Source data
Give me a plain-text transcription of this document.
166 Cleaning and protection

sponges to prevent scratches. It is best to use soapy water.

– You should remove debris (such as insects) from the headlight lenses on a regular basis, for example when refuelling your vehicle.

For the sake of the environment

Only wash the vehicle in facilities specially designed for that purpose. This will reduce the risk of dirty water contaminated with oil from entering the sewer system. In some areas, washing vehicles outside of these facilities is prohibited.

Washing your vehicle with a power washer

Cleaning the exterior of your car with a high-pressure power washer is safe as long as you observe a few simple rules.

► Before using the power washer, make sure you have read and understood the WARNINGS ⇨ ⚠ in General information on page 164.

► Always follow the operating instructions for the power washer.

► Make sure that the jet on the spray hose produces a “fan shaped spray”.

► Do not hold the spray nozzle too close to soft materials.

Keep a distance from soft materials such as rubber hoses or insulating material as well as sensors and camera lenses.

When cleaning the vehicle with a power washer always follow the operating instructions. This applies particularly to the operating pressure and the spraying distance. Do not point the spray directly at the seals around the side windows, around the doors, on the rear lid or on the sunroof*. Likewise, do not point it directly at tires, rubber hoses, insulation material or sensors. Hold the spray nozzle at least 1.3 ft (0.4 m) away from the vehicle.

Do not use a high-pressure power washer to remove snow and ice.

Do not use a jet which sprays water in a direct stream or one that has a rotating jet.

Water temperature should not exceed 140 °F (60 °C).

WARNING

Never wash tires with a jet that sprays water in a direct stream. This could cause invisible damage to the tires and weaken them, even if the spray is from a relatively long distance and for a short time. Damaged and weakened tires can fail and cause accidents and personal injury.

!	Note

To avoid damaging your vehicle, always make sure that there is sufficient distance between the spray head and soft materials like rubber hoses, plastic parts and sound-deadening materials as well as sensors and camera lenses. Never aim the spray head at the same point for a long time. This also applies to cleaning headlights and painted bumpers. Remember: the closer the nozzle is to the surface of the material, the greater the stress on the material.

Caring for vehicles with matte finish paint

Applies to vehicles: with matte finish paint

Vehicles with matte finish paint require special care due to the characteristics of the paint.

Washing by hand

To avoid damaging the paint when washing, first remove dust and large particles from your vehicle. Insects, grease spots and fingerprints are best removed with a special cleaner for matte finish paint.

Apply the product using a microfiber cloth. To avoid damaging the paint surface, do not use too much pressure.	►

- Task
Copy each line containing the word "hoses" from the data.

- The output
Keep a distance from soft materials such as rubber hoses or insulating material as well as sensors and camera lenses.
When cleaning the vehicle with a power washer always follow the operating instructions. This applies particularly to the operating pressure and the spraying distance. Do not point the spray directly at the seals around the side windows, around the doors, on the rear lid or on the sunroof*. Likewise, do not point it directly at tires, rubber hoses, insulation material or sensors. Hold the spray nozzle at least 1.3 ft (0.4 m) away from the vehicle.
To avoid damaging your vehicle, always make sure that there is sufficient distance between the spray head and soft materials like rubber hoses, plastic parts and sound-deadening materials as well as sensors and camera lenses. Never aim the spray head at the same point for a long time. This also applies to cleaning headlights and painted bumpers. Remember: the closer the nozzle is to the surface of the material, the greater the stress on the material.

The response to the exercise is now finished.